**Task goal:**
Sift the material for lines containing "buckets", and return them.

**Records for the task:**
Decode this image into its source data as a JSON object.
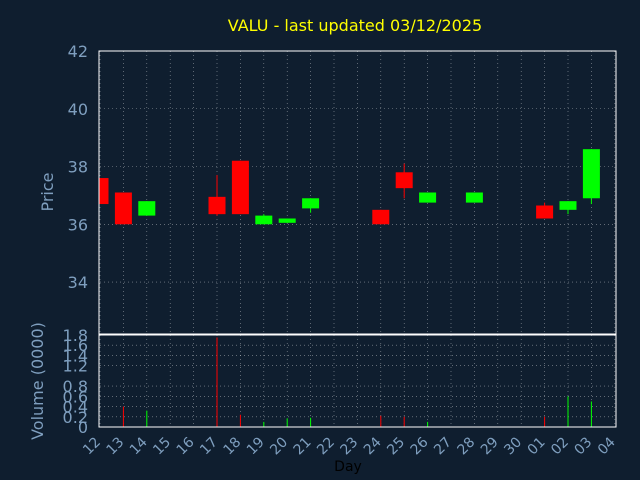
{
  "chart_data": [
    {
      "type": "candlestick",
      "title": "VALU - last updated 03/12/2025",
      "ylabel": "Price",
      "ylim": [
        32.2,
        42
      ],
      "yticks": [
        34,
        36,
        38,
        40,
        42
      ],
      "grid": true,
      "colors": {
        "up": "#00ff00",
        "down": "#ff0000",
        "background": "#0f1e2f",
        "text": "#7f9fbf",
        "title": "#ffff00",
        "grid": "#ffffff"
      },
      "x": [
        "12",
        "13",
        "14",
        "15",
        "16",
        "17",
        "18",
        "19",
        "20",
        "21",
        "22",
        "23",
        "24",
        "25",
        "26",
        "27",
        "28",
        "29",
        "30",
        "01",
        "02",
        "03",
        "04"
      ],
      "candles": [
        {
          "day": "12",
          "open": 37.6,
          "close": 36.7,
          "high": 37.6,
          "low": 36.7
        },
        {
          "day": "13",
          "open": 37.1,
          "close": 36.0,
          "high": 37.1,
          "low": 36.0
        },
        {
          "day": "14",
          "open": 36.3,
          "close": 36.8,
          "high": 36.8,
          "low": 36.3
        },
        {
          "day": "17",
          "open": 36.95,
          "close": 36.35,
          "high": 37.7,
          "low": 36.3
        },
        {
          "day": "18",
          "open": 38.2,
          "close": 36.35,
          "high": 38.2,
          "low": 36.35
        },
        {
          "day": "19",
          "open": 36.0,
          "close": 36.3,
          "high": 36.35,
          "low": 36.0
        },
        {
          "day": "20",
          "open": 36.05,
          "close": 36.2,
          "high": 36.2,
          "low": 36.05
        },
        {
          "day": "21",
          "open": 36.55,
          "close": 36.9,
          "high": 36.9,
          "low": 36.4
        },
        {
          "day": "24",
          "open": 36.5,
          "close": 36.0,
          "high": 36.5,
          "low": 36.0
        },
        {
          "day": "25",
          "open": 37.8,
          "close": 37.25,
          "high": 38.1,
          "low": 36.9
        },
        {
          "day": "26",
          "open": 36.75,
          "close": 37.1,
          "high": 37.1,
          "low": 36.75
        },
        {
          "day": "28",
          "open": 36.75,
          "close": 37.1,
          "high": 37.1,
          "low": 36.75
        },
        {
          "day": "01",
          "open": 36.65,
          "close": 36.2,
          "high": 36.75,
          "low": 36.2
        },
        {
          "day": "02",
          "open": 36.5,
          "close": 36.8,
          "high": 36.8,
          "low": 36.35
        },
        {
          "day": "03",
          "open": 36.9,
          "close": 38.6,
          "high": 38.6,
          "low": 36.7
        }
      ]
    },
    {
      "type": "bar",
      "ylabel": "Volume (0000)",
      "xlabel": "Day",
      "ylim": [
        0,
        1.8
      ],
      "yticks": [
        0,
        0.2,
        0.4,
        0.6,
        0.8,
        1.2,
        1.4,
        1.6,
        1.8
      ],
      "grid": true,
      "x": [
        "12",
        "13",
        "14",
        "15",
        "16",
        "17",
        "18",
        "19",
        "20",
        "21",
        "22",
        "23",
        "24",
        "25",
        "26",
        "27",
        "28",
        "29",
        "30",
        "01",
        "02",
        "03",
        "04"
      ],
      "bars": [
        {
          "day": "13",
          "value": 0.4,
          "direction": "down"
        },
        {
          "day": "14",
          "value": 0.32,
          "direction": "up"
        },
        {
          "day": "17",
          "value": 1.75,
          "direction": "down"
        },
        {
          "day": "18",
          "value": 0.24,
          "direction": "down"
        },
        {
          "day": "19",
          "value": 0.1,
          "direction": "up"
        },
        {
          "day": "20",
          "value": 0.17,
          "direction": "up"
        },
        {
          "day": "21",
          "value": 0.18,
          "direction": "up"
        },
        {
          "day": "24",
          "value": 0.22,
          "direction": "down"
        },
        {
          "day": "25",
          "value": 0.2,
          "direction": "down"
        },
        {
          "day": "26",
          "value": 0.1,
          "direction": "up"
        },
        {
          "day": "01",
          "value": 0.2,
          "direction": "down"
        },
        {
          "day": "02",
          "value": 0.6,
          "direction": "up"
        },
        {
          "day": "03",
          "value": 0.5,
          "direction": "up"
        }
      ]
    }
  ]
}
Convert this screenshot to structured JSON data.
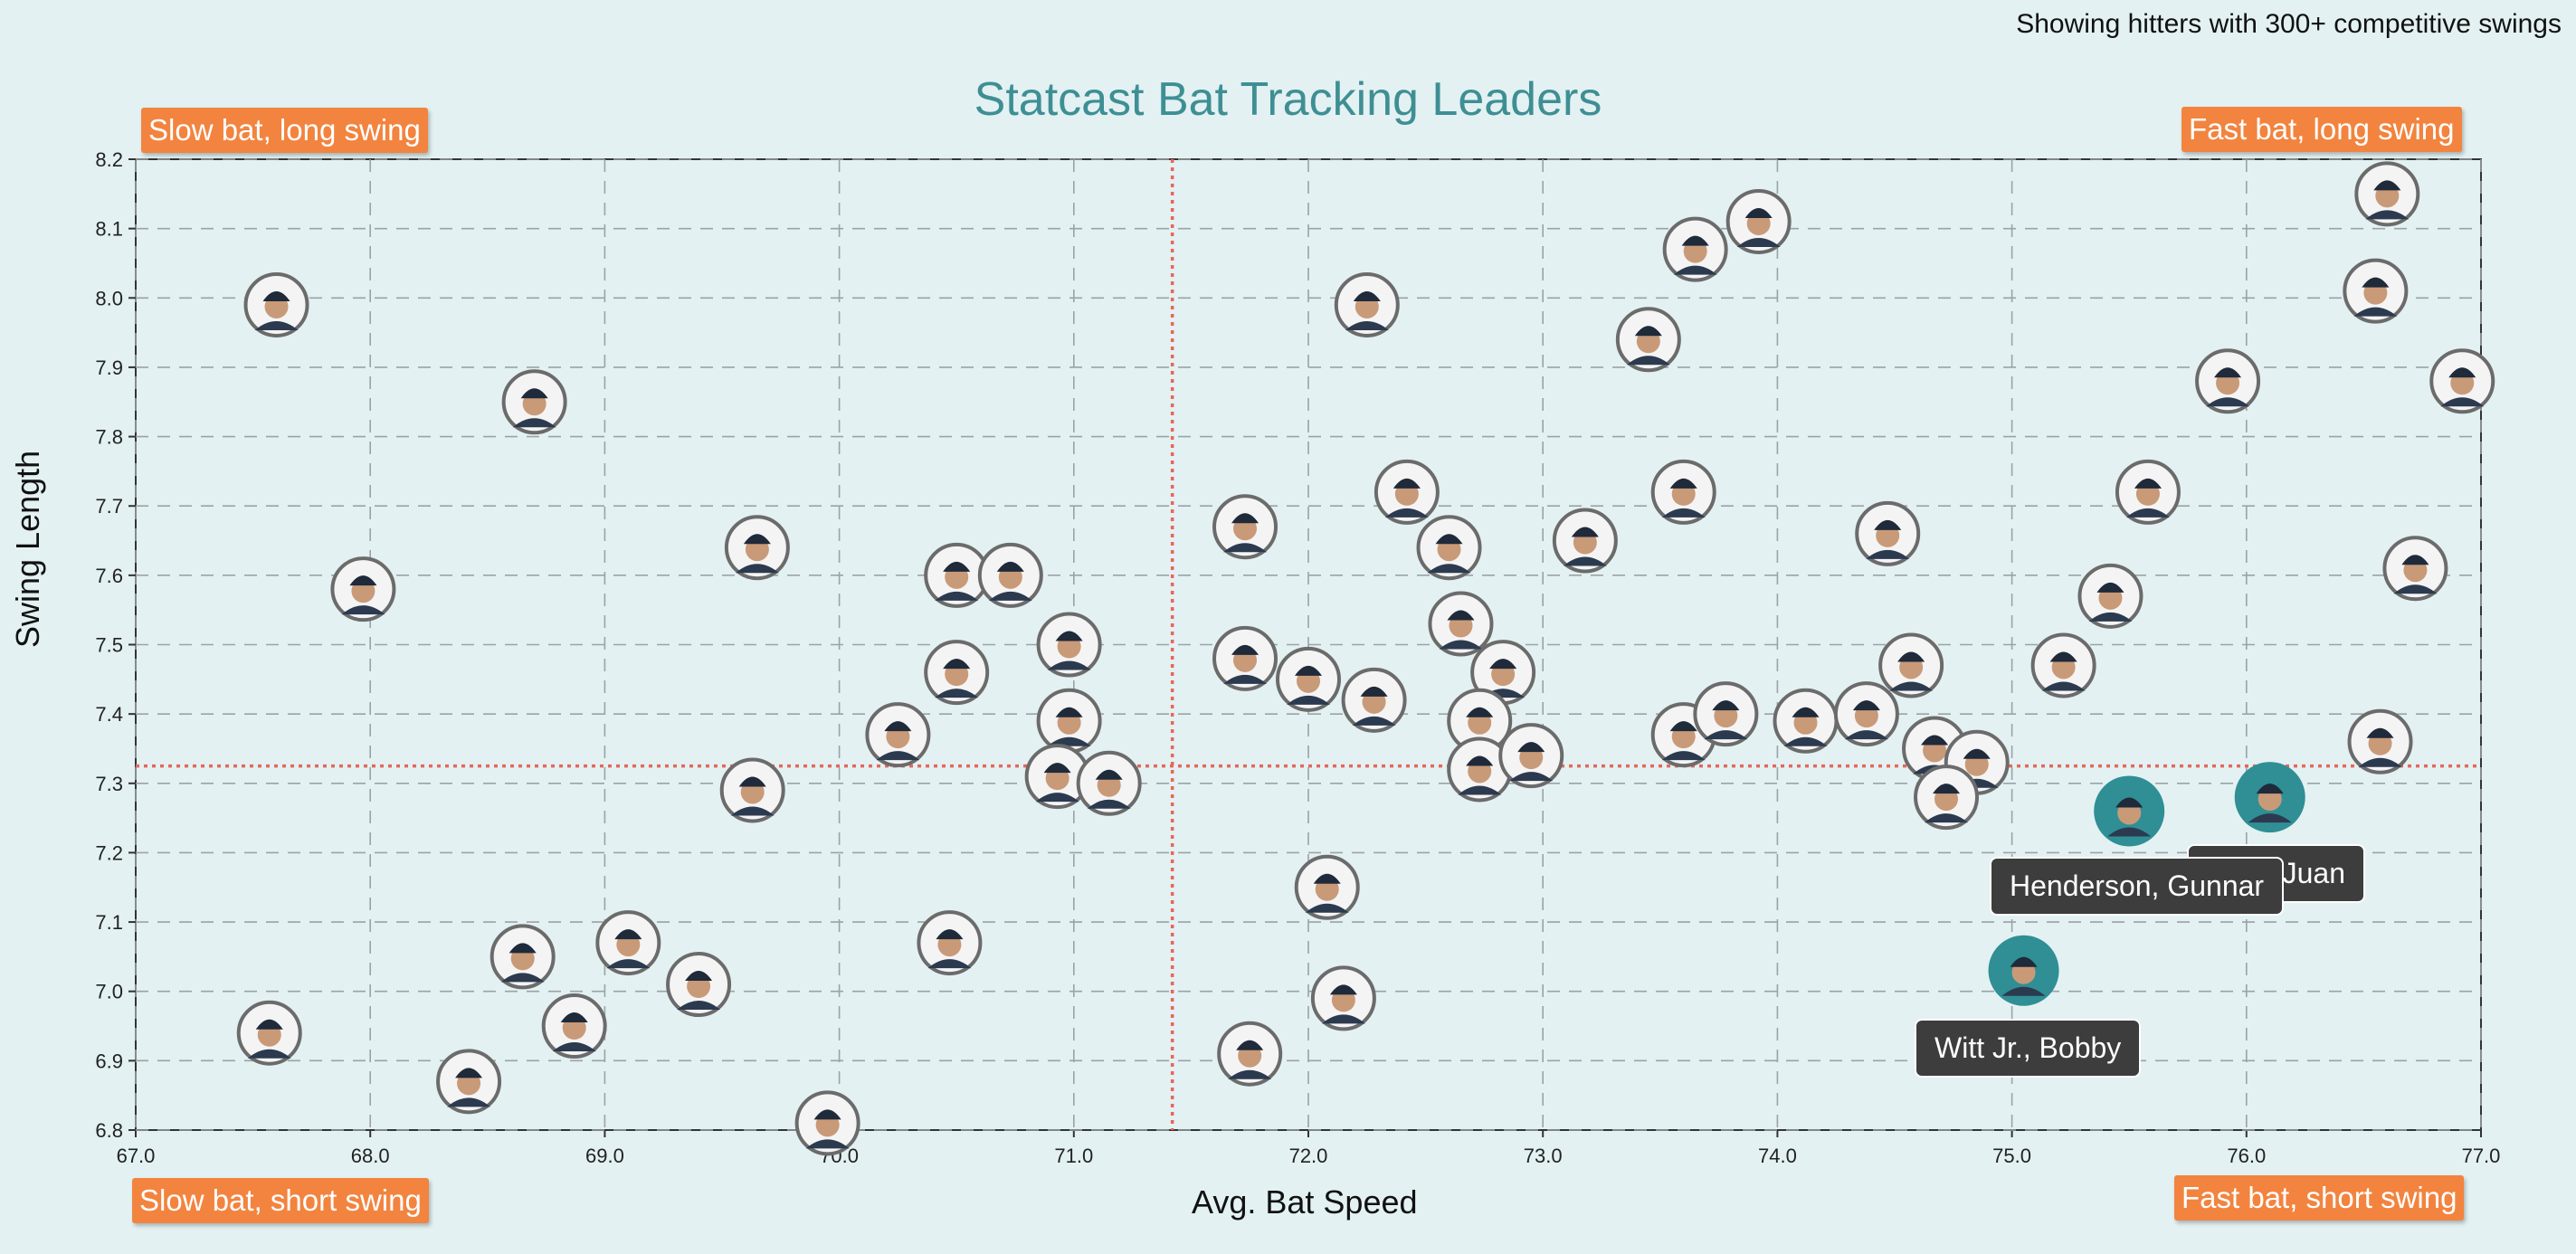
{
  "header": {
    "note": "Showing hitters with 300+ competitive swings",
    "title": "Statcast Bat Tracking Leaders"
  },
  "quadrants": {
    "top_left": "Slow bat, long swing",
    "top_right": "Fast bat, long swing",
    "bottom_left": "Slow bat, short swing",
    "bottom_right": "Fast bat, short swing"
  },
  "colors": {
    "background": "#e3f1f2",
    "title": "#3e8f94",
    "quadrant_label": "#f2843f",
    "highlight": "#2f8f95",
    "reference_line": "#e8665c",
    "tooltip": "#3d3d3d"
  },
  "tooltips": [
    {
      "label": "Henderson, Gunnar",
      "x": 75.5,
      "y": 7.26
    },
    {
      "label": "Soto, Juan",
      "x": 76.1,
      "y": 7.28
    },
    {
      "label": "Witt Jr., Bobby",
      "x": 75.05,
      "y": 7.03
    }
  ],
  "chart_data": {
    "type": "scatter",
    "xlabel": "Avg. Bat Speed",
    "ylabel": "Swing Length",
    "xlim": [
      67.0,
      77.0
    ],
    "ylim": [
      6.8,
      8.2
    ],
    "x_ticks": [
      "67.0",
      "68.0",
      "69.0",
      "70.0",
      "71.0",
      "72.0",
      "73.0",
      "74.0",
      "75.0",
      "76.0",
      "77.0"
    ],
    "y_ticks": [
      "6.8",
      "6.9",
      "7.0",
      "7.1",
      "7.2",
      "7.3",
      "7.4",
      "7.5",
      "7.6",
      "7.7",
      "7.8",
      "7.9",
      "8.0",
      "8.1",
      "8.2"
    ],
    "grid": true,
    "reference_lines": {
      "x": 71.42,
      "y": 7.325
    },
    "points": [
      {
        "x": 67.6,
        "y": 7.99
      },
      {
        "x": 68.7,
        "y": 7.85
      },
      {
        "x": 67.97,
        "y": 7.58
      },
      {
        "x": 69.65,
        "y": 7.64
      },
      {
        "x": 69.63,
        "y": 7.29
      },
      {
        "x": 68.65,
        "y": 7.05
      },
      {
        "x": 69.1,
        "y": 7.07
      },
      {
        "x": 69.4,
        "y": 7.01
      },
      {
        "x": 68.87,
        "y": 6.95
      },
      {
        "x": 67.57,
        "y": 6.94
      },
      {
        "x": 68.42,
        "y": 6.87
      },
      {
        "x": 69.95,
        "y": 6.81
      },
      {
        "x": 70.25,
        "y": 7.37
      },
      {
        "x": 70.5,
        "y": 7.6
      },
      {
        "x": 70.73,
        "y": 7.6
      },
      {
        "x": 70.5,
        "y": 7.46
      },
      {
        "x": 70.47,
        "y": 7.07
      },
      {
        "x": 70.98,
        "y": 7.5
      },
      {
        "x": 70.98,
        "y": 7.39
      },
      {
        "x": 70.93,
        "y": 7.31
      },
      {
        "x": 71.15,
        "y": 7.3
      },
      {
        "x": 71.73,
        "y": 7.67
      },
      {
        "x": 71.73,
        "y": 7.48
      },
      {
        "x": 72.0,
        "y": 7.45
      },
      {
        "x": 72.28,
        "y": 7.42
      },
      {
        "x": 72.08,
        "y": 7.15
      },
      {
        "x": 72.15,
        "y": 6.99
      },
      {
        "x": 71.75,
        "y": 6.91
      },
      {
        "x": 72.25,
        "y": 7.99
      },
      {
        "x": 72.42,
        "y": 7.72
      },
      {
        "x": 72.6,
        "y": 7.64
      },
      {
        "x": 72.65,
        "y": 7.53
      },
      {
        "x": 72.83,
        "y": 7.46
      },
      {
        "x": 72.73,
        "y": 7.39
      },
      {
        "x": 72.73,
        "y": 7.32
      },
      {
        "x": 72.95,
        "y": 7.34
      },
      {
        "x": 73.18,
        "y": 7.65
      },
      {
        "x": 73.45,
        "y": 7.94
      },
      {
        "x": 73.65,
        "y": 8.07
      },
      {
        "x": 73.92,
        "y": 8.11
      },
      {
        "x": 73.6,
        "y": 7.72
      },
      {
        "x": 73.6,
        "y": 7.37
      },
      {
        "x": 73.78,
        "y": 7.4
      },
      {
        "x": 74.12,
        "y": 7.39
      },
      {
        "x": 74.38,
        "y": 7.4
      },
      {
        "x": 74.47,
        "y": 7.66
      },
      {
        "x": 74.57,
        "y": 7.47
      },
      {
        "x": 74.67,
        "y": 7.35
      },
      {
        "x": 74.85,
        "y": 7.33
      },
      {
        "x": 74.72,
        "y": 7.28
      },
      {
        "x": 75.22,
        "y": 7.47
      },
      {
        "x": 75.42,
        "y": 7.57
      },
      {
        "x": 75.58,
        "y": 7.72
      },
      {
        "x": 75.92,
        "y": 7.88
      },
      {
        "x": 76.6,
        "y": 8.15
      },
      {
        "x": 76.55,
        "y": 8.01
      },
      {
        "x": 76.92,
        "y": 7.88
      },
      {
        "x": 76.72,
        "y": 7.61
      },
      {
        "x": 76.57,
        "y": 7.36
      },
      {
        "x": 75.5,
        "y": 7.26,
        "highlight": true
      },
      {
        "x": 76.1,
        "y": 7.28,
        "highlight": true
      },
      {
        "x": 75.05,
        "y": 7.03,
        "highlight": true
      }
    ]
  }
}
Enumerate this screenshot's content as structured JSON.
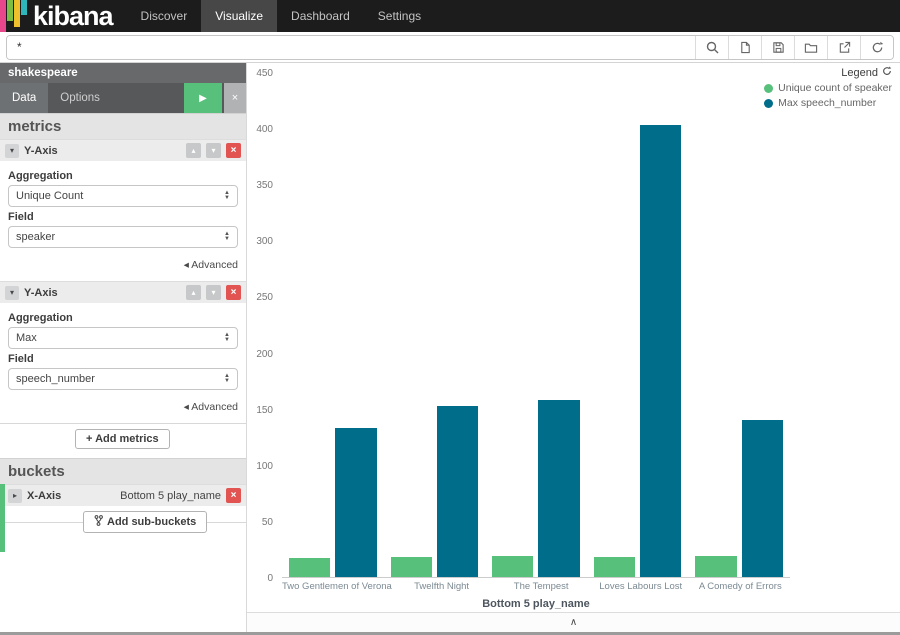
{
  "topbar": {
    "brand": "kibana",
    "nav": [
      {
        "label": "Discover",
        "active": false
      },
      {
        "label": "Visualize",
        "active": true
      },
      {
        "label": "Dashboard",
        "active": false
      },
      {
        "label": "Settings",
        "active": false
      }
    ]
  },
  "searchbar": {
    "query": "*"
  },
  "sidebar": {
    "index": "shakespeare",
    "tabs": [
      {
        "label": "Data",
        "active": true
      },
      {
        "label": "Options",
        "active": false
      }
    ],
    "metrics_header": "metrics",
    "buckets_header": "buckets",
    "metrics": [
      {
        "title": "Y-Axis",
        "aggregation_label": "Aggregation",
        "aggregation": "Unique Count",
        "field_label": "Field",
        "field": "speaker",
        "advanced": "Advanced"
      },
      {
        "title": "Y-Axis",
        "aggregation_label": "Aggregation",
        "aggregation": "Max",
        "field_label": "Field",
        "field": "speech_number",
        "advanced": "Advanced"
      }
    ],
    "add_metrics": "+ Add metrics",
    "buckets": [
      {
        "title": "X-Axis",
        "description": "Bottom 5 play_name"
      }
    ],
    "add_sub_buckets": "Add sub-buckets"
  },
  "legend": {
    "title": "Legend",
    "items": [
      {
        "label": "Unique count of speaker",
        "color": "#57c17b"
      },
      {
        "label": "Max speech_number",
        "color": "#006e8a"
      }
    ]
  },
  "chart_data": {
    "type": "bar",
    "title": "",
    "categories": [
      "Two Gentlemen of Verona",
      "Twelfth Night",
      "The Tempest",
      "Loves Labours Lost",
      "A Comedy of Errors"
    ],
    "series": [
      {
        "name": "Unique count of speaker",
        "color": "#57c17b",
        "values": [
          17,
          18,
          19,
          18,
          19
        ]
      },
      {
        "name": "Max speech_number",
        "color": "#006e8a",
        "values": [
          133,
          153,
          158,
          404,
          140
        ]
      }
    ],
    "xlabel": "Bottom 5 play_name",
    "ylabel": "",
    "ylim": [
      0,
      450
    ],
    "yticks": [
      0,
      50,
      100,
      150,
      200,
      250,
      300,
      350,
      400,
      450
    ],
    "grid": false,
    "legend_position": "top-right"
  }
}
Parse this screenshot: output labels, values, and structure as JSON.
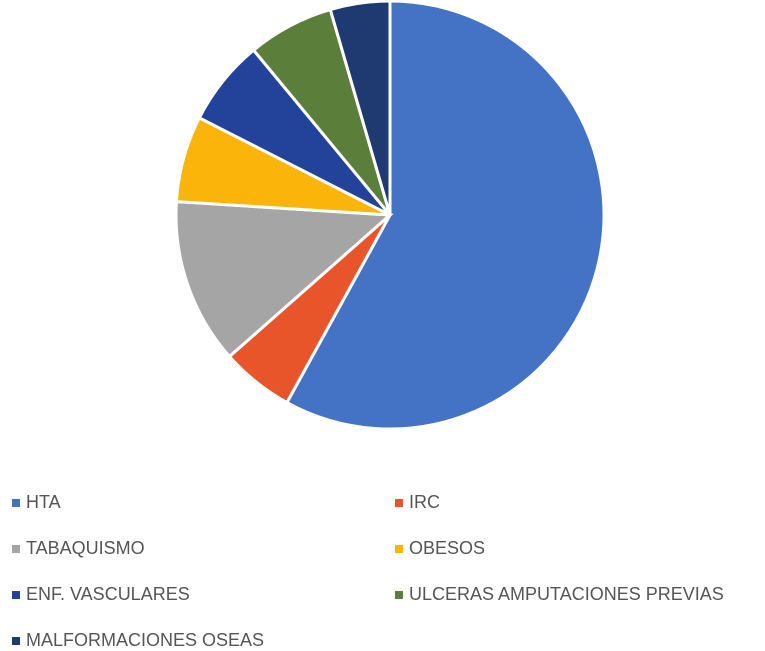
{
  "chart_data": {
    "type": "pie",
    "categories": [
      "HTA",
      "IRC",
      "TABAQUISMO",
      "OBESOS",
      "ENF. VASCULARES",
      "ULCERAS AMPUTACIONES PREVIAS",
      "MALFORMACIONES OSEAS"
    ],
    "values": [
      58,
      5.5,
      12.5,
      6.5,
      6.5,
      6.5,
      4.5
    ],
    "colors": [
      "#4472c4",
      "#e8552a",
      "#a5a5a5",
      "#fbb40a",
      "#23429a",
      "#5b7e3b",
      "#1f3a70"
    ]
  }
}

**Written response:**
    "buckets_header": "buckets",
    "buckets": [
    "add_sub_buckets": "Add sub-buckets"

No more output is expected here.